■ Directions
Scan the entries below for the word "begint". Copy out every line in which it occurs.

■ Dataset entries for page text
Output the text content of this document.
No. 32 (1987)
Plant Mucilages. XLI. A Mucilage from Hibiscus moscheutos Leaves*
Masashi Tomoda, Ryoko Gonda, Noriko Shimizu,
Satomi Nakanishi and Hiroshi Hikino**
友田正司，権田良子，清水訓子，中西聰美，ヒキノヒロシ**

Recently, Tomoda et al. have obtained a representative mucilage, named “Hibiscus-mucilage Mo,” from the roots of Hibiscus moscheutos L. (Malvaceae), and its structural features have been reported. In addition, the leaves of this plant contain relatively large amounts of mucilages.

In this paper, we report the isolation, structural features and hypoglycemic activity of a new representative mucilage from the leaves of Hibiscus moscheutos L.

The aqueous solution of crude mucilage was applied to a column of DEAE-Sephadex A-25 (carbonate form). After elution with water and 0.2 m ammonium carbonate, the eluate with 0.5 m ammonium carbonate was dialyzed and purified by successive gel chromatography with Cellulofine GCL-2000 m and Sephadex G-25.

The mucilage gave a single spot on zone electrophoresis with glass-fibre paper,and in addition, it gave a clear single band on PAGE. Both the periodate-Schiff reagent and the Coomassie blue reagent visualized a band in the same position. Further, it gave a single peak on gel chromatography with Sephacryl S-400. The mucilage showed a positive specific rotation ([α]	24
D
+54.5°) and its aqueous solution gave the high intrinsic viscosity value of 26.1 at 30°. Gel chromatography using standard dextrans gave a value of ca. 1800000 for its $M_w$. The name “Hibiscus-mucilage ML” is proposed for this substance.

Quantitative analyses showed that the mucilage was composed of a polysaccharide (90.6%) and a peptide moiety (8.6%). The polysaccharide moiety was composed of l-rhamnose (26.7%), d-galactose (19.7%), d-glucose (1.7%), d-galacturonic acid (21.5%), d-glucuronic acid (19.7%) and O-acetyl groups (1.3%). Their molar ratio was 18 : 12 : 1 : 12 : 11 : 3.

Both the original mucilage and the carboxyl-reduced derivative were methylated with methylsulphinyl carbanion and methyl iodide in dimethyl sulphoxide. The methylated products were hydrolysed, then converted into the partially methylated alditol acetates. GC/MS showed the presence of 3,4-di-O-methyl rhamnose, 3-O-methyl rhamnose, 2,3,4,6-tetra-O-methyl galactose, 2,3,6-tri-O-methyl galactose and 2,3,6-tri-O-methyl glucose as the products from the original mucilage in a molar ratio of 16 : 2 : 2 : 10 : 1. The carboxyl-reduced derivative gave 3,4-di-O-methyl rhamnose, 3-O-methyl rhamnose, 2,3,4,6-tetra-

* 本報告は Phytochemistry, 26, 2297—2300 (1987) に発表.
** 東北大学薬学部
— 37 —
==
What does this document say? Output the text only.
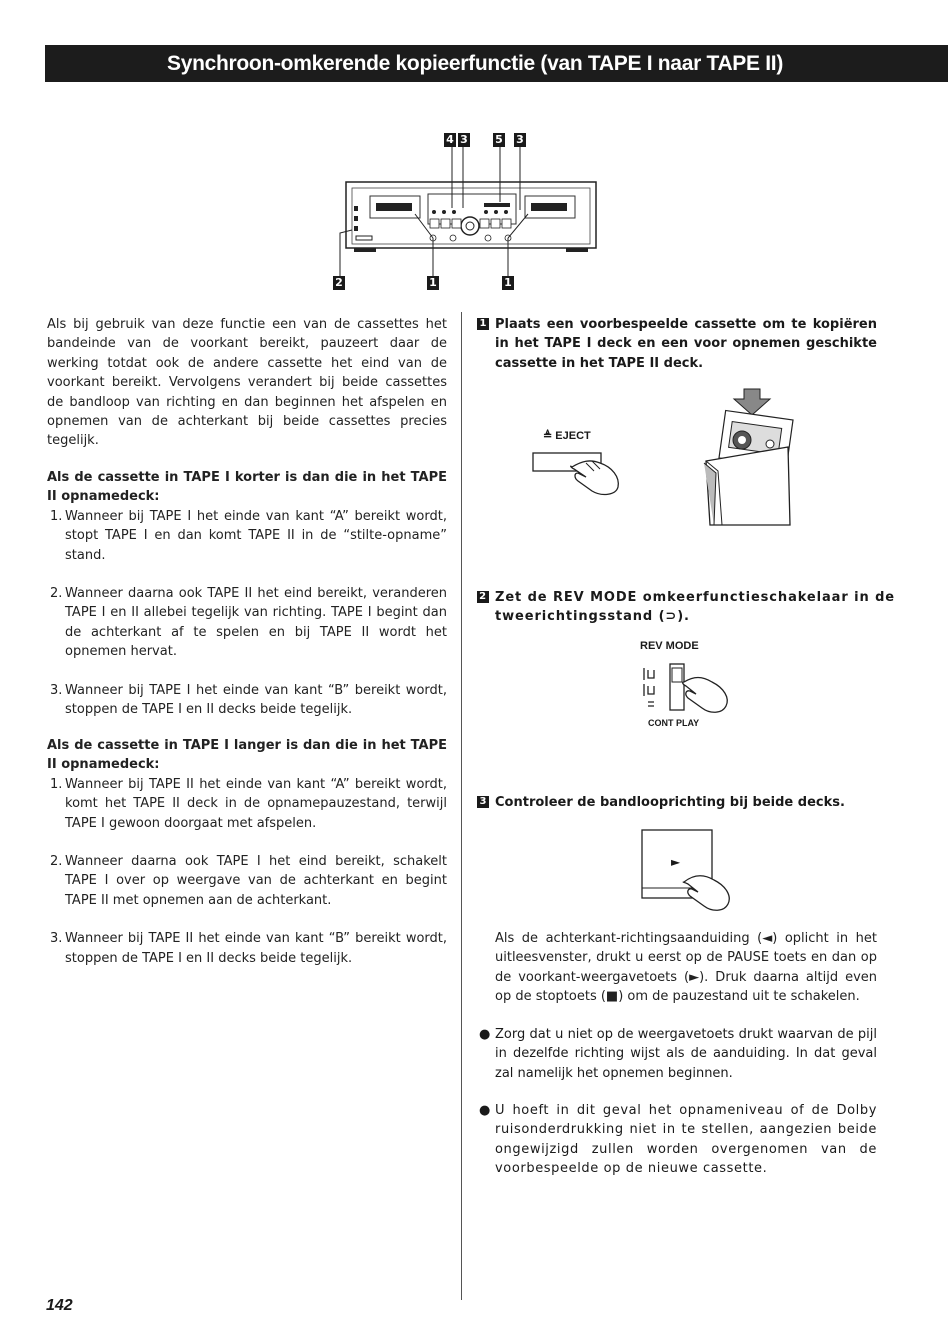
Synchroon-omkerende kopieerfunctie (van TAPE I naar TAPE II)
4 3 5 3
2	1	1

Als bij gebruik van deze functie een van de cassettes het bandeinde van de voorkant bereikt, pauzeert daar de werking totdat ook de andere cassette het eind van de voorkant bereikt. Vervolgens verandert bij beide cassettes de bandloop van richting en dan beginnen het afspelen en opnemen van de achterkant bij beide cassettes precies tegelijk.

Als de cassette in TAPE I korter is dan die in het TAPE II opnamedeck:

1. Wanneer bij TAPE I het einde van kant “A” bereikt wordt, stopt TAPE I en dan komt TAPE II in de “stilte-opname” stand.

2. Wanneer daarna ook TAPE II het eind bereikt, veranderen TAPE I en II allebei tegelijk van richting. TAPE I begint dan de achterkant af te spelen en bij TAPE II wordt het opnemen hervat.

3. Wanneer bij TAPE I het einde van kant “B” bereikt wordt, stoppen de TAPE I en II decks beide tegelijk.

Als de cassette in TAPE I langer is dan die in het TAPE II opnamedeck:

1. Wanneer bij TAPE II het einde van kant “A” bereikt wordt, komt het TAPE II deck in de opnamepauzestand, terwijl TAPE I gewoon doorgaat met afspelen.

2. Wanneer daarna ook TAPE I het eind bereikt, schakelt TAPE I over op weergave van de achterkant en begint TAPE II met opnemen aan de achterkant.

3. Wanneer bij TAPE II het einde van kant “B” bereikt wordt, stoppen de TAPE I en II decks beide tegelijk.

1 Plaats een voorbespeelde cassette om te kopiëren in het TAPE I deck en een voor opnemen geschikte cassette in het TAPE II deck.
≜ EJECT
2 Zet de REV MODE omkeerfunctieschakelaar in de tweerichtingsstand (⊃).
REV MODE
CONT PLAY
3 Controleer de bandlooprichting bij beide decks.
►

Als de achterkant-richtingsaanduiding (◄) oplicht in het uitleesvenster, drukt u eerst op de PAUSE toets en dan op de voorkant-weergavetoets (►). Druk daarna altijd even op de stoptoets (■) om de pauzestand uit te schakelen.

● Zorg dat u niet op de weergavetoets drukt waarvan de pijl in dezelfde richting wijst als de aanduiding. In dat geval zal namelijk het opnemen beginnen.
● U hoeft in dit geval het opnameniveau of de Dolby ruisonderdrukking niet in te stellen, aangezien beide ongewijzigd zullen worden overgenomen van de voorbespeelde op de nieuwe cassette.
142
* * *
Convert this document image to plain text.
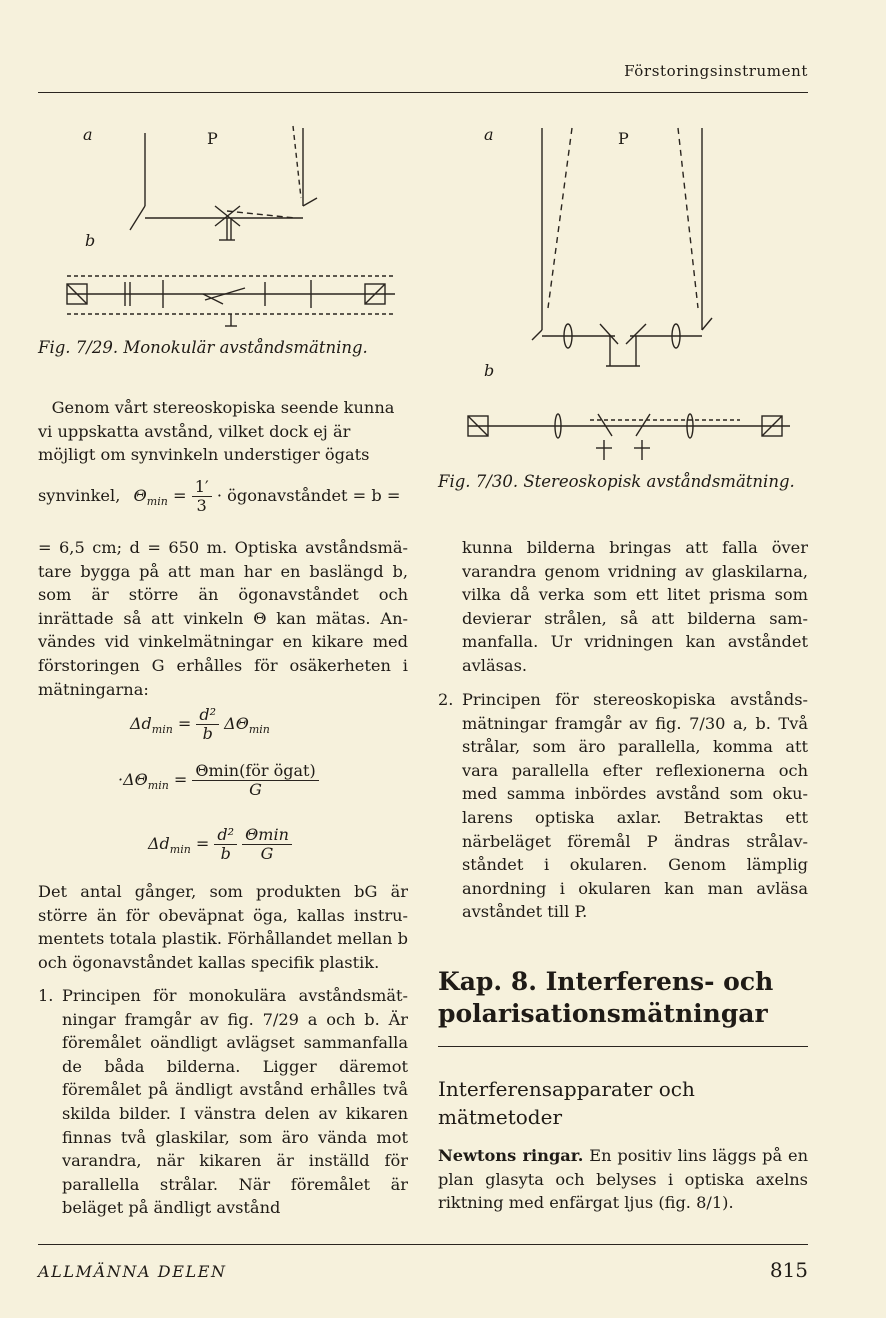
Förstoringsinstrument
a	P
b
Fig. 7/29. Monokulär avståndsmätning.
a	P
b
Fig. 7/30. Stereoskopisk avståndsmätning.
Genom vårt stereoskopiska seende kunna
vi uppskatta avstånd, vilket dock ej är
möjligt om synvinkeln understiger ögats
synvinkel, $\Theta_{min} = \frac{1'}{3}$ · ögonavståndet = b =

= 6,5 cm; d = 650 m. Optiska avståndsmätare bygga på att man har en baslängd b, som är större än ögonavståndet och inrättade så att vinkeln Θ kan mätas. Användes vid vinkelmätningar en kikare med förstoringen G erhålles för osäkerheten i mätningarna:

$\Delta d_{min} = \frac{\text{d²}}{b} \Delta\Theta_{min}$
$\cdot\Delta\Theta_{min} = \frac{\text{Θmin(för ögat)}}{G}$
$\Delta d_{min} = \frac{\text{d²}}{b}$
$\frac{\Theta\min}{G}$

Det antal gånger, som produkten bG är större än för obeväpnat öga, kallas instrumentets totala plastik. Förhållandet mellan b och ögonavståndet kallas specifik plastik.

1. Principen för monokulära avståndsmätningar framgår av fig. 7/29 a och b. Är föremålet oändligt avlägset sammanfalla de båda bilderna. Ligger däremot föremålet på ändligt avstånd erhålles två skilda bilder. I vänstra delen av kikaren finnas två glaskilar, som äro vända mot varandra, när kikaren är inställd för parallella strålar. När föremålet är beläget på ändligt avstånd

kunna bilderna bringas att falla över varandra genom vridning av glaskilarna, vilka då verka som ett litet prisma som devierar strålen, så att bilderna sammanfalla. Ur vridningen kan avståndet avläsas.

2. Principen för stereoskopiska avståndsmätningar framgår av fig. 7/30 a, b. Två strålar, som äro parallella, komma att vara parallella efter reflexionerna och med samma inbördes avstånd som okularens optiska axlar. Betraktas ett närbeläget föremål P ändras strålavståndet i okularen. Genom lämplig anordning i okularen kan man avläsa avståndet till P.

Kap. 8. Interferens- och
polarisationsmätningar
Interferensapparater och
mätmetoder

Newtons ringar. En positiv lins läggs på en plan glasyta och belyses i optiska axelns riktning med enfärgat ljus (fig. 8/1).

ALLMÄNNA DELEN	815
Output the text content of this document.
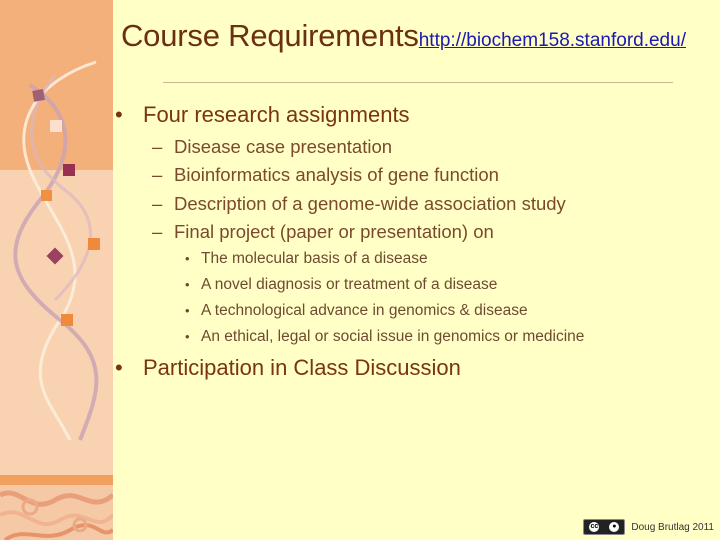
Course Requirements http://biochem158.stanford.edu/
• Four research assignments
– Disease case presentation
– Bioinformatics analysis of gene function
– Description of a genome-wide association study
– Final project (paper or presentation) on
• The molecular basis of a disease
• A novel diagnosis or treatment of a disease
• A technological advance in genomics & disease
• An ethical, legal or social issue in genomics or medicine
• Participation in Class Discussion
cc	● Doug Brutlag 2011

■ Response to this task
2. Wanneer daarna ook TAPE II het eind bereikt, veranderen TAPE I en II allebei tegelijk van richting. TAPE I begint dan de achterkant af te spelen en bij TAPE II wordt het opnemen hervat.
2. Wanneer daarna ook TAPE I het eind bereikt, schakelt TAPE I over op weergave van de achterkant en begint TAPE II met opnemen aan de achterkant.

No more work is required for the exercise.